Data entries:
++++++++++++++++++++

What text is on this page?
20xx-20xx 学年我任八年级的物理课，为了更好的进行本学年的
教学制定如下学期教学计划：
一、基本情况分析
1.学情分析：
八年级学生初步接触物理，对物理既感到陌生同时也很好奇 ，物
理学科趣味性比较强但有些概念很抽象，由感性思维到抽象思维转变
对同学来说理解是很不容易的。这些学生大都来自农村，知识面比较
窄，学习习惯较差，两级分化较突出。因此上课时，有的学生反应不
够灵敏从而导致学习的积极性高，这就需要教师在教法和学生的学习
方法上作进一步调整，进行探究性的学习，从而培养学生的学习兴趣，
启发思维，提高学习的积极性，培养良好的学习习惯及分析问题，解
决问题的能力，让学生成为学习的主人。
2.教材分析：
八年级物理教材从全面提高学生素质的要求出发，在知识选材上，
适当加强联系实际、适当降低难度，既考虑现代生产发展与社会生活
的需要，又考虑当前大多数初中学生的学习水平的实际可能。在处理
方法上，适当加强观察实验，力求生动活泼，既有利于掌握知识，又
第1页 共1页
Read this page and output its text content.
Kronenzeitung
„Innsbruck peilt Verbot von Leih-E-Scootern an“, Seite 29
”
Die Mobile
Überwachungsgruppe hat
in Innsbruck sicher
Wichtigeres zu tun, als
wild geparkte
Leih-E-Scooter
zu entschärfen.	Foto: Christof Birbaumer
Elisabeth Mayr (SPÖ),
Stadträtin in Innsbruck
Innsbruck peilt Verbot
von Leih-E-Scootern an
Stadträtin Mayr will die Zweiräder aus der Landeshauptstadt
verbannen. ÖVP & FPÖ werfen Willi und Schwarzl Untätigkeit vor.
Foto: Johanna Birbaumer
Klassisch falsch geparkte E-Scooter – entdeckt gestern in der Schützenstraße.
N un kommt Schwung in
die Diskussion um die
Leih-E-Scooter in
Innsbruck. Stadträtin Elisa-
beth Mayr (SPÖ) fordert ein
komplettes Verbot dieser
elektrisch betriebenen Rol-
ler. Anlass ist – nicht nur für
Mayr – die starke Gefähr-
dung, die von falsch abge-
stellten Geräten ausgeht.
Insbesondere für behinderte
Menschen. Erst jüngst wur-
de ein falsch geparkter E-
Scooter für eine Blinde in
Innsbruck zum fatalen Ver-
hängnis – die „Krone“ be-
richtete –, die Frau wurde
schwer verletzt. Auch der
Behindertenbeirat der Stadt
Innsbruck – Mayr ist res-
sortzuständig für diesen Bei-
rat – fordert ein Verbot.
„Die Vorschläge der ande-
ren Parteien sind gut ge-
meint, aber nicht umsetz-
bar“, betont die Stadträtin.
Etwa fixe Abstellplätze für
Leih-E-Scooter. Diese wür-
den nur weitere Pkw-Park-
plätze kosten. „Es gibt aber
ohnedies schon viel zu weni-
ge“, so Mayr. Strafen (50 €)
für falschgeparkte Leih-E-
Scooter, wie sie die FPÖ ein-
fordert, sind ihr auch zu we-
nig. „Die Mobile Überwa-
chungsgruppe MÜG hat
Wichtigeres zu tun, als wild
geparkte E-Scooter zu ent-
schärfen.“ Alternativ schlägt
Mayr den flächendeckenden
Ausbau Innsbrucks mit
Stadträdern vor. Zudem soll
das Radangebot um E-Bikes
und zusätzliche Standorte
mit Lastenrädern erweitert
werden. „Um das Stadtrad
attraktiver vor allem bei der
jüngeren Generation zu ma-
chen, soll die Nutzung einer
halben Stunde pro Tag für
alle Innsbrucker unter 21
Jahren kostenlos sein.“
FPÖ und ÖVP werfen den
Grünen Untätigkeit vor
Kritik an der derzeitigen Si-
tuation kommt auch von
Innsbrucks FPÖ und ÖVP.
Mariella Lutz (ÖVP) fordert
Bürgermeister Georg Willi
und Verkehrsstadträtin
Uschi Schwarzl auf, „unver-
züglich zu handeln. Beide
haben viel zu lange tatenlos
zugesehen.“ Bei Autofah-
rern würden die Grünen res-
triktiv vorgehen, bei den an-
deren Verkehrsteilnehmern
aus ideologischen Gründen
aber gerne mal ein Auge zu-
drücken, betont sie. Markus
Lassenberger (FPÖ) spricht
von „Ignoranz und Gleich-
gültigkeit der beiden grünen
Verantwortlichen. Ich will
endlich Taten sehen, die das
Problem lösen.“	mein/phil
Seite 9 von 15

++++++++++++++++++++

__THE EXERCISE__
Every record above should be copied exactly.

__SOLUTION TO THIS PROBLEM__
What text is on this page?
20xx-20xx 学年我任八年级的物理课，为了更好的进行本学年的
教学制定如下学期教学计划：
一、基本情况分析
1.学情分析：
八年级学生初步接触物理，对物理既感到陌生同时也很好奇 ，物
理学科趣味性比较强但有些概念很抽象，由感性思维到抽象思维转变
对同学来说理解是很不容易的。这些学生大都来自农村，知识面比较
窄，学习习惯较差，两级分化较突出。因此上课时，有的学生反应不
够灵敏从而导致学习的积极性高，这就需要教师在教法和学生的学习
方法上作进一步调整，进行探究性的学习，从而培养学生的学习兴趣，
启发思维，提高学习的积极性，培养良好的学习习惯及分析问题，解
决问题的能力，让学生成为学习的主人。
2.教材分析：
八年级物理教材从全面提高学生素质的要求出发，在知识选材上，
适当加强联系实际、适当降低难度，既考虑现代生产发展与社会生活
的需要，又考虑当前大多数初中学生的学习水平的实际可能。在处理
方法上，适当加强观察实验，力求生动活泼，既有利于掌握知识，又
第1页 共1页
Read this page and output its text content.
Kronenzeitung
„Innsbruck peilt Verbot von Leih-E-Scootern an“, Seite 29
”
Die Mobile
Überwachungsgruppe hat
in Innsbruck sicher
Wichtigeres zu tun, als
wild geparkte
Leih-E-Scooter
zu entschärfen.	Foto: Christof Birbaumer
Elisabeth Mayr (SPÖ),
Stadträtin in Innsbruck
Innsbruck peilt Verbot
von Leih-E-Scootern an
Stadträtin Mayr will die Zweiräder aus der Landeshauptstadt
verbannen. ÖVP & FPÖ werfen Willi und Schwarzl Untätigkeit vor.
Foto: Johanna Birbaumer
Klassisch falsch geparkte E-Scooter – entdeckt gestern in der Schützenstraße.
N un kommt Schwung in
die Diskussion um die
Leih-E-Scooter in
Innsbruck. Stadträtin Elisa-
beth Mayr (SPÖ) fordert ein
komplettes Verbot dieser
elektrisch betriebenen Rol-
ler. Anlass ist – nicht nur für
Mayr – die starke Gefähr-
dung, die von falsch abge-
stellten Geräten ausgeht.
Insbesondere für behinderte
Menschen. Erst jüngst wur-
de ein falsch geparkter E-
Scooter für eine Blinde in
Innsbruck zum fatalen Ver-
hängnis – die „Krone“ be-
richtete –, die Frau wurde
schwer verletzt. Auch der
Behindertenbeirat der Stadt
Innsbruck – Mayr ist res-
sortzuständig für diesen Bei-
rat – fordert ein Verbot.
„Die Vorschläge der ande-
ren Parteien sind gut ge-
meint, aber nicht umsetz-
bar“, betont die Stadträtin.
Etwa fixe Abstellplätze für
Leih-E-Scooter. Diese wür-
den nur weitere Pkw-Park-
plätze kosten. „Es gibt aber
ohnedies schon viel zu weni-
ge“, so Mayr. Strafen (50 €)
für falschgeparkte Leih-E-
Scooter, wie sie die FPÖ ein-
fordert, sind ihr auch zu we-
nig. „Die Mobile Überwa-
chungsgruppe MÜG hat
Wichtigeres zu tun, als wild
geparkte E-Scooter zu ent-
schärfen.“ Alternativ schlägt
Mayr den flächendeckenden
Ausbau Innsbrucks mit
Stadträdern vor. Zudem soll
das Radangebot um E-Bikes
und zusätzliche Standorte
mit Lastenrädern erweitert
werden. „Um das Stadtrad
attraktiver vor allem bei der
jüngeren Generation zu ma-
chen, soll die Nutzung einer
halben Stunde pro Tag für
alle Innsbrucker unter 21
Jahren kostenlos sein.“
FPÖ und ÖVP werfen den
Grünen Untätigkeit vor
Kritik an der derzeitigen Si-
tuation kommt auch von
Innsbrucks FPÖ und ÖVP.
Mariella Lutz (ÖVP) fordert
Bürgermeister Georg Willi
und Verkehrsstadträtin
Uschi Schwarzl auf, „unver-
züglich zu handeln. Beide
haben viel zu lange tatenlos
zugesehen.“ Bei Autofah-
rern würden die Grünen res-
triktiv vorgehen, bei den an-
deren Verkehrsteilnehmern
aus ideologischen Gründen
aber gerne mal ein Auge zu-
drücken, betont sie. Markus
Lassenberger (FPÖ) spricht
von „Ignoranz und Gleich-
gültigkeit der beiden grünen
Verantwortlichen. Ich will
endlich Taten sehen, die das
Problem lösen.“	mein/phil
Seite 9 von 15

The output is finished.